-- Begin --

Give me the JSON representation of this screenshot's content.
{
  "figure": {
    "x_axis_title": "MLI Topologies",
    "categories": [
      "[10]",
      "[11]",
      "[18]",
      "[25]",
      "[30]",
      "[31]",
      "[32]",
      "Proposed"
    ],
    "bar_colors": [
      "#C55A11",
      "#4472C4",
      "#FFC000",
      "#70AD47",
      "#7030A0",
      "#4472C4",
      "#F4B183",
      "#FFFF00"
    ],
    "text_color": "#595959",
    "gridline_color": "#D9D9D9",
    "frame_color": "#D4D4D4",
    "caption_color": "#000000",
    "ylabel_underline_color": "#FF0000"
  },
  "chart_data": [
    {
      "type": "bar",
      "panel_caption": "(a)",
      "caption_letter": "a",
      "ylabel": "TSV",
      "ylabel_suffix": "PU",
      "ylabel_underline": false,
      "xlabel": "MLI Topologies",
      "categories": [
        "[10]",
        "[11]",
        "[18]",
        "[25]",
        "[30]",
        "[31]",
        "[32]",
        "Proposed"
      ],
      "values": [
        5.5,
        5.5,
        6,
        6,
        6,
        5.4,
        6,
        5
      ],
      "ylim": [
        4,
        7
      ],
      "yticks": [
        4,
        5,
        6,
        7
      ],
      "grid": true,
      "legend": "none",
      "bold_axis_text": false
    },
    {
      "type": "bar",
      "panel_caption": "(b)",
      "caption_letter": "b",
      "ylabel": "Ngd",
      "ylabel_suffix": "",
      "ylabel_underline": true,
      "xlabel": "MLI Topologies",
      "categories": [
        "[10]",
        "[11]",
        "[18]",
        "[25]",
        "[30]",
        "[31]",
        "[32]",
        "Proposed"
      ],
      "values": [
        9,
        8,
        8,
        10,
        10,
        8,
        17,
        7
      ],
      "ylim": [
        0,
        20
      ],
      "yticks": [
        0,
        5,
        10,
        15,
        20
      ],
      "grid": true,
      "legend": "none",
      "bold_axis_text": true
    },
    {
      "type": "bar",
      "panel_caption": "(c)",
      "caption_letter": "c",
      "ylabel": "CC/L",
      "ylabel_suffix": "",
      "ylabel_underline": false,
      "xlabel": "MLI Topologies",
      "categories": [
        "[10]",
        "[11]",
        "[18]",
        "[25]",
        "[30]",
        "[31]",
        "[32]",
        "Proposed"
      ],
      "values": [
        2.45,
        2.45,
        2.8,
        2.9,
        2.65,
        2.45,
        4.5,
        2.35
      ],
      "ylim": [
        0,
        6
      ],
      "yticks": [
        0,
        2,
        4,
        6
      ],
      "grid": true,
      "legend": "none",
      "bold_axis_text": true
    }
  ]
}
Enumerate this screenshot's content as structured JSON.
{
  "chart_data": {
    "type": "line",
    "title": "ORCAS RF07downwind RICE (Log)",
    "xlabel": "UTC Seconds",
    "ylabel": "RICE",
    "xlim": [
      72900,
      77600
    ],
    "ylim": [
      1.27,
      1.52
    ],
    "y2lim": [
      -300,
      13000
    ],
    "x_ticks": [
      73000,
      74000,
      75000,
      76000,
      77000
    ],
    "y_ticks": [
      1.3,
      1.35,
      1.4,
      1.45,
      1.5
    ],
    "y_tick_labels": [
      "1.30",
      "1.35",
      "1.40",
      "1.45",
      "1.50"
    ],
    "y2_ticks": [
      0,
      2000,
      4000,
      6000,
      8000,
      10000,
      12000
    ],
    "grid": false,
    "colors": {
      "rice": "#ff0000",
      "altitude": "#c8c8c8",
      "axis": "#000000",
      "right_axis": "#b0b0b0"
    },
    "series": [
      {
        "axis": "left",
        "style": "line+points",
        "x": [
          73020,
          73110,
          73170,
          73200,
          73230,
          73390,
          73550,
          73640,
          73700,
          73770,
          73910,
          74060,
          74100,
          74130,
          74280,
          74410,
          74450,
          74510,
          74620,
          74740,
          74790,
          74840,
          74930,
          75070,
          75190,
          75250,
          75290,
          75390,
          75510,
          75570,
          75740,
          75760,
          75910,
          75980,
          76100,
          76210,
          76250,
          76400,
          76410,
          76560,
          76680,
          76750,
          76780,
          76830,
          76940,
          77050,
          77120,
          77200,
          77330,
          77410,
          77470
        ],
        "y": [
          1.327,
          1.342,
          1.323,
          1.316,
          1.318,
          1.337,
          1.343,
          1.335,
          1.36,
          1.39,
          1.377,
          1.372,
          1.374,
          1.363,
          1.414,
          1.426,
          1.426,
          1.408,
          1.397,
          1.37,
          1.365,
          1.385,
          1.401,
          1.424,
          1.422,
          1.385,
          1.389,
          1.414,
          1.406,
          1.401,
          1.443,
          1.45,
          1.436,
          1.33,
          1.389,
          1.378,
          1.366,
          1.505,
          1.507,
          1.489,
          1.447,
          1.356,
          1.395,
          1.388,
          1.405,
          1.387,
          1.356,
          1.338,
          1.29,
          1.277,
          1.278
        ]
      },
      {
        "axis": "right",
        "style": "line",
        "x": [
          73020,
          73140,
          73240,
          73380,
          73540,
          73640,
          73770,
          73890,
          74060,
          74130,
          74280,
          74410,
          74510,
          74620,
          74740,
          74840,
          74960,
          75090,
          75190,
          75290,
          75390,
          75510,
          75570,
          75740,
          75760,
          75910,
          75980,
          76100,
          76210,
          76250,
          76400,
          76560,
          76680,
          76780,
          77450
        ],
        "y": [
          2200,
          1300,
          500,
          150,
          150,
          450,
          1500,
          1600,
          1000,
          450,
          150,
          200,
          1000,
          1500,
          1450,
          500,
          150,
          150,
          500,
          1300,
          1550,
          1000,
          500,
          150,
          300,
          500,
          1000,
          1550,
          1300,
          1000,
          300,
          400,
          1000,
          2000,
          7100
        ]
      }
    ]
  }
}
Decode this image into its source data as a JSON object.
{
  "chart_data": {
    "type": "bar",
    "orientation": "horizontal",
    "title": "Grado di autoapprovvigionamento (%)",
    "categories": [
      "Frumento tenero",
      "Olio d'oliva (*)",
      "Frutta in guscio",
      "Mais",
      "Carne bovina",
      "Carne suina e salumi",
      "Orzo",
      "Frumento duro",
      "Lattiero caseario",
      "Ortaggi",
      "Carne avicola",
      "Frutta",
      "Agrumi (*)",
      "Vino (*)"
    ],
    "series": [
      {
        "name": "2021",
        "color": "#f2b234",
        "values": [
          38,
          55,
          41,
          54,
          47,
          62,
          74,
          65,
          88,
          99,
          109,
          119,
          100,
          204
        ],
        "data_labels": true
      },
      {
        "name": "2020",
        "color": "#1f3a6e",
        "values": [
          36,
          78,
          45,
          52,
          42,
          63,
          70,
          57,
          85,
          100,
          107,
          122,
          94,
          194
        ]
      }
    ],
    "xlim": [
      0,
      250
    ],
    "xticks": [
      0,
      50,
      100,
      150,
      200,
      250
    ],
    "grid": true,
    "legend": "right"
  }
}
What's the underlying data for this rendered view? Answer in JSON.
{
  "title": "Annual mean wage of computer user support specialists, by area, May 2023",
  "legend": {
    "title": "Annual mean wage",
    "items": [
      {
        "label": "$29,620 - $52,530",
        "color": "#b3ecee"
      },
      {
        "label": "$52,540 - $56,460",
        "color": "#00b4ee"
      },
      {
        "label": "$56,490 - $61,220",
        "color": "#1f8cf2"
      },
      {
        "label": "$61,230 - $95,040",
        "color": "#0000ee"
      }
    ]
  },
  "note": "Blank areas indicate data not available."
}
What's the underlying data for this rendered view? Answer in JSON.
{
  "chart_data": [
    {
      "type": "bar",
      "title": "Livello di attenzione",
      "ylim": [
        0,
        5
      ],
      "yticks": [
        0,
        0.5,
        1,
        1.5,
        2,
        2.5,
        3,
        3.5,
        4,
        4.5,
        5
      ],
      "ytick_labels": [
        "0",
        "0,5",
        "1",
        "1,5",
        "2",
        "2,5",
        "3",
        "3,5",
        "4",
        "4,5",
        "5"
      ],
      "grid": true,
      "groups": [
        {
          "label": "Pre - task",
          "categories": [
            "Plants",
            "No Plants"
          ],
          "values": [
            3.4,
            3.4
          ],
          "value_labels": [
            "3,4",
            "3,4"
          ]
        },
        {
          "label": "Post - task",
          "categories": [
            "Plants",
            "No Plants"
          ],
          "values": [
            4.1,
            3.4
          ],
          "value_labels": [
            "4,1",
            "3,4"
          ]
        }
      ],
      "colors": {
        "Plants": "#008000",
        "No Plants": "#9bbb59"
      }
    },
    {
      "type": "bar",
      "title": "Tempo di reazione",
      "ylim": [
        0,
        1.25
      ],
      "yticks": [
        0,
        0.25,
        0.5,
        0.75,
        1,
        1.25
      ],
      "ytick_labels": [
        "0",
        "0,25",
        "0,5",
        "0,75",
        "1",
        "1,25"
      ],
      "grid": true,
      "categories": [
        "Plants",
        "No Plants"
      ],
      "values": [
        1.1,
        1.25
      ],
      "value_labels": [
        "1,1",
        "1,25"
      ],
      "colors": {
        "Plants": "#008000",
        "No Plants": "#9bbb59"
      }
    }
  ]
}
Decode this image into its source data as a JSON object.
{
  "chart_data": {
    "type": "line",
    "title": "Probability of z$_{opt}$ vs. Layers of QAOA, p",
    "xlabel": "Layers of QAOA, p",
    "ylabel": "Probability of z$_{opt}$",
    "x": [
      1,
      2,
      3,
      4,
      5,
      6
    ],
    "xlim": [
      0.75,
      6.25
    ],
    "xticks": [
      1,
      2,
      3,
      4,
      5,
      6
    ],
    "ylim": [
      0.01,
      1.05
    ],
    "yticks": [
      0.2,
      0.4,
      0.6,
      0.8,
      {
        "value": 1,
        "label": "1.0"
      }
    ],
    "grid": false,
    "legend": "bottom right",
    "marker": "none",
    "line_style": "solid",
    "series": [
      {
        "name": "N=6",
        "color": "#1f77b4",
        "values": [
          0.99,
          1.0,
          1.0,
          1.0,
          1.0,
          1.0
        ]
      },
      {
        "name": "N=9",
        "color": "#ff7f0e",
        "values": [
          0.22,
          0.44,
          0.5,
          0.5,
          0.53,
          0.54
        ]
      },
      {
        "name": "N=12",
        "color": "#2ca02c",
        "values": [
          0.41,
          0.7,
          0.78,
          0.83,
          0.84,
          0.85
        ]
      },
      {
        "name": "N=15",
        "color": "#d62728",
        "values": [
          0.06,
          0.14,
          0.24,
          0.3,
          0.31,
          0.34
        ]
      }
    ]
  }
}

-- End --

§ What the exercise asks: Look through the records and gather each line with the word "content".

§ The response:
Give me the JSON representation of this screenshot's content.
Enumerate this screenshot's content as structured JSON.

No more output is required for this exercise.